Problems to solve
#1 List every percentage figure in the excerpt about Amazon ebook author earnings.
#2 Carry on the excerpt about Amazon ebook author earnings and Kindle Unlimited from its final sentence.

(Supplied text begins)

Howey and his associate have elected to assume a 50-50 buy-borrow split for ebooks, after testing several scenarios, from all-borrows to all-sales. The adjustments create only minor changes in how the calculations allocate revenue.
And Howey is careful not to overstate can be inferred from this outcome of testing. He writes:
Despite what appears to be a dwindling share of ebook earnings for traditionally published authors, it’s too soon to discount seasonal variations and other effects. The next time we do a quarterly report, we’ll be able to compare year-to-year differences for the first time and might be able to say more.
There also is a rise detected in this quarter’s report for revenue on Amazon Publishing (APub) titles. Howey writes to that this way:
It’s too early to suggest trends for indie authors, but one might note that the share of earnings was on the rise until this last report, and that the big jump this time around has been for Amazon Imprint authors. It could be that KU is having an effect or that promotional and merchandising efforts are being reallocated. It could also simply be that Amazon’s publishing efforts were in their infancy when we began taking these snapshots and the number of titles are on the rise.
‘2,908,475 Kindle eBooks In The Amazon store’
Howey’s assessment of a total Amazon-store inventory of 2,908,475 is cut by 744,181 books that were eligible for Kindle Unlimited. This is a 25.6-percent quadrant of the total field.
With some 30.5 percent of all daily author earnings on Amazon’s Kindle store going to KU per the 50-50 borrows-vs-sales split, Howey and Data Guy tell us:
Thus we can estimate that KU borrows alone are generating 14.0% of all daily author earnings on Amazon. Keep in mind, however, that authors in this program are giving up income from other outlets, which must be taken into account and may mean a decrease in earning potential for some or even many authors.
Independently published titles, according to the AuthorEarnings calculations, accounted for 49 percent of KU titles. Amazon Publishing titles made up 2 percent of the KU field. Big Five publishers, of course, had none — to date, they’re not participating in Kindle Unlimited.

(Supplied text ends)
(Data records begins)

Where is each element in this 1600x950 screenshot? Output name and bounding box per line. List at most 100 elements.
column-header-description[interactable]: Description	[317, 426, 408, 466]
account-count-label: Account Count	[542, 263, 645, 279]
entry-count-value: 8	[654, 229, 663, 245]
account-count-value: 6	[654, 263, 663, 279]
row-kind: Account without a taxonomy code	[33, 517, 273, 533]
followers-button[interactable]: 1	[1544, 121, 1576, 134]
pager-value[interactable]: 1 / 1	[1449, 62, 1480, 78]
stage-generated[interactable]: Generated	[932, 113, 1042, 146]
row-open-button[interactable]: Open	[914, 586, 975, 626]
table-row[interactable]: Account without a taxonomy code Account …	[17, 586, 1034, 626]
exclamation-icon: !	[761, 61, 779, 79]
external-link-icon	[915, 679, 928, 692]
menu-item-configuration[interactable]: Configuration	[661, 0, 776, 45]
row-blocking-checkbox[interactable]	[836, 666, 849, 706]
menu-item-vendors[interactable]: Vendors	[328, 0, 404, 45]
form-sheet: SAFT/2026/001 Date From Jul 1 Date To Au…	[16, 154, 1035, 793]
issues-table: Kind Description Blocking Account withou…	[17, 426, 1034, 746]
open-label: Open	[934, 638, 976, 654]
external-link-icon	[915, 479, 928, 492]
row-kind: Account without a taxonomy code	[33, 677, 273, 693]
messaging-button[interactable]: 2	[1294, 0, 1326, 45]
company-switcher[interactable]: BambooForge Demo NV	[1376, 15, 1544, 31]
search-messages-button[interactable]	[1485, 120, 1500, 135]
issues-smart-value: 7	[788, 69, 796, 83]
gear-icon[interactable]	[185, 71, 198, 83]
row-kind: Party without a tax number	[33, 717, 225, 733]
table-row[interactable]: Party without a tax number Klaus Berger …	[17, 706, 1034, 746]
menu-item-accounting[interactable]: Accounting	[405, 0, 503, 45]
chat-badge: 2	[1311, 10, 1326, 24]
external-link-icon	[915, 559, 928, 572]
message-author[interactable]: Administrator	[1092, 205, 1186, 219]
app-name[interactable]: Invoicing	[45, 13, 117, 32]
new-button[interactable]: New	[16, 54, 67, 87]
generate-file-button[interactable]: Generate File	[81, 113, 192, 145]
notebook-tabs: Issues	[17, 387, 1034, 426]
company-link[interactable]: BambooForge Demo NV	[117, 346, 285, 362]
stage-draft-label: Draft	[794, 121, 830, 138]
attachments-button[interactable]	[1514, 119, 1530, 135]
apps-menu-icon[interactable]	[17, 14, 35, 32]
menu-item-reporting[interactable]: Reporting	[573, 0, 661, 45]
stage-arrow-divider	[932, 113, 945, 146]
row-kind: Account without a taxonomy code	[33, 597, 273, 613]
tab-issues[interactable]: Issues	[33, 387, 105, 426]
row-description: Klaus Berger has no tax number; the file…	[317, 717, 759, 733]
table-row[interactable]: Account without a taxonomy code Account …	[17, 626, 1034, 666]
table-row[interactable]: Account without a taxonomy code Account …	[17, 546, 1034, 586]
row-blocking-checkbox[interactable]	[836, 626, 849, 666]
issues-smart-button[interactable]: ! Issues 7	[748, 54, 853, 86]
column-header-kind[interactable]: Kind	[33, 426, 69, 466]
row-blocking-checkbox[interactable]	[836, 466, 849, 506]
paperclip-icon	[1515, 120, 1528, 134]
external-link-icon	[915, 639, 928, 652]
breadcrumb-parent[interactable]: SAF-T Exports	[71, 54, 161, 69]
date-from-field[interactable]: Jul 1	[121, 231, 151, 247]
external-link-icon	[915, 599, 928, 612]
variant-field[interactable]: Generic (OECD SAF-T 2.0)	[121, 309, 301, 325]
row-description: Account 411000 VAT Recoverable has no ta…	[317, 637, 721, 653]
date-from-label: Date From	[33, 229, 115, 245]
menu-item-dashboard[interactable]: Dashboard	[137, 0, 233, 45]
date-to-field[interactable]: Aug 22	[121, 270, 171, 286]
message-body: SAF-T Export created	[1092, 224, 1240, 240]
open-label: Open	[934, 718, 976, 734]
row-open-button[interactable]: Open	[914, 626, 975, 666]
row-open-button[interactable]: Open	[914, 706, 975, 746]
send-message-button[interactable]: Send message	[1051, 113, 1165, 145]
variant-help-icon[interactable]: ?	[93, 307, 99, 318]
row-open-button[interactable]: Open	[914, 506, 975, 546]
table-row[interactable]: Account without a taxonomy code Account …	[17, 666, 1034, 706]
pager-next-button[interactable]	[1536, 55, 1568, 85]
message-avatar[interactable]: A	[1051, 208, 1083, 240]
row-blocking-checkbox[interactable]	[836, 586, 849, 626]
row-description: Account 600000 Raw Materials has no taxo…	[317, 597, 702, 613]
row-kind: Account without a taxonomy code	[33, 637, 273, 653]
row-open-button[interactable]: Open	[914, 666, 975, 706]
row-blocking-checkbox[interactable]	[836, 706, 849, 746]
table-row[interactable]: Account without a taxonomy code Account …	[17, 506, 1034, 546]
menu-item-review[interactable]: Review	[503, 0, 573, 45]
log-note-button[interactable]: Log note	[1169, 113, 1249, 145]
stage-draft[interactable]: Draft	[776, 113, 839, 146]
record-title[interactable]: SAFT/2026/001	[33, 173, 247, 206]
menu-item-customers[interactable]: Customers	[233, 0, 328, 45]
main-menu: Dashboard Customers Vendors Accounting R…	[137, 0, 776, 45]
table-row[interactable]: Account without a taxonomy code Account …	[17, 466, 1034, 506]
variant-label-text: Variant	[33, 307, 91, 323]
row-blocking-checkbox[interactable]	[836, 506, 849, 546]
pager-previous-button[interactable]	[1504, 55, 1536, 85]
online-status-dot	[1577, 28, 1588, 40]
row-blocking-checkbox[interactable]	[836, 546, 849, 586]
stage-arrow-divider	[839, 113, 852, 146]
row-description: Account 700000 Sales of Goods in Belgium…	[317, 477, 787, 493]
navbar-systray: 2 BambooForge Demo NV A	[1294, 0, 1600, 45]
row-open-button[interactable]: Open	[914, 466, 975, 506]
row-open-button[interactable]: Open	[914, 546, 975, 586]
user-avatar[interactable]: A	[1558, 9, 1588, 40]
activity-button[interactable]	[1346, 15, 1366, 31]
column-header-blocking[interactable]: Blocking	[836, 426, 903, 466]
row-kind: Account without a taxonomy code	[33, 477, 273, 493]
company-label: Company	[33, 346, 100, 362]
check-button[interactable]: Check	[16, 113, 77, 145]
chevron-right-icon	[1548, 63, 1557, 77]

(Data records ends)

Answers for this exercise
#1 25.6 percent, 30.5 percent, 14.0%, 49 percent, 2 percent

#2
When AuthorEarnings assessed how titles in its July report fared as KU titles in its October report (KU was launched in July), here is what was found:

After comparing both the question of download increases and download decreases for the independent KU titles and independent non-KU titles, Howey comes up with this:
- Daily author earnings of the 4,234 KU indie titles on average dropped 26.0%
- Daily author earnings of the 3,073 non-KU indie titles on average dropped 34.7%
The hard indication for independent authors, once an average three-month decline in author earnings is taken into account is this, emphasis Howey’s:
If we assume that Amazon has even as high as 70% of the market for indie ebook sales, authors may be giving up 30% of their potential earnings in order to reap 13% more from a single outlet. And Amazon’s market share for indie ebook sales might be lower than 70%, which means giving up an even higher percentage sales.
What it all comes down to, writes Howey, is this, again with his emphasis:
For indie authors as a whole, Kindle Unlimited likely means a lower overall share of daily author earnings going to artists’ pockets. (Similar to the effect music subscription services have had for those artists.) The boost in sales do not seem to make up for the lost market share of other sales outlets. If exclusivity was not required to participate in KU (or if indie authors were paid the same as traditionally published ebooks), this would not be the case.
And thus we read Howey in his blog post, writing of how he now leans against staying a part of Kindle Unlimited after his non-restrictive trial period. He points out that “those just starting out and those at the very top” appear to be most rewarded by participating in Kindle Unlimited: “The former get more visibility. The latter get more money. Those in the middle benefit less.”
Howey’s is the clearest response to date to the quandaries presented authors by the advent of Kindle Unlimited with its exclusivity restrictions.
And a decision on how to proceed, for many authors, as he points out, is still far from obvious. In his blog post, this line takes on considerable meaning:
The best advice may be to experiment.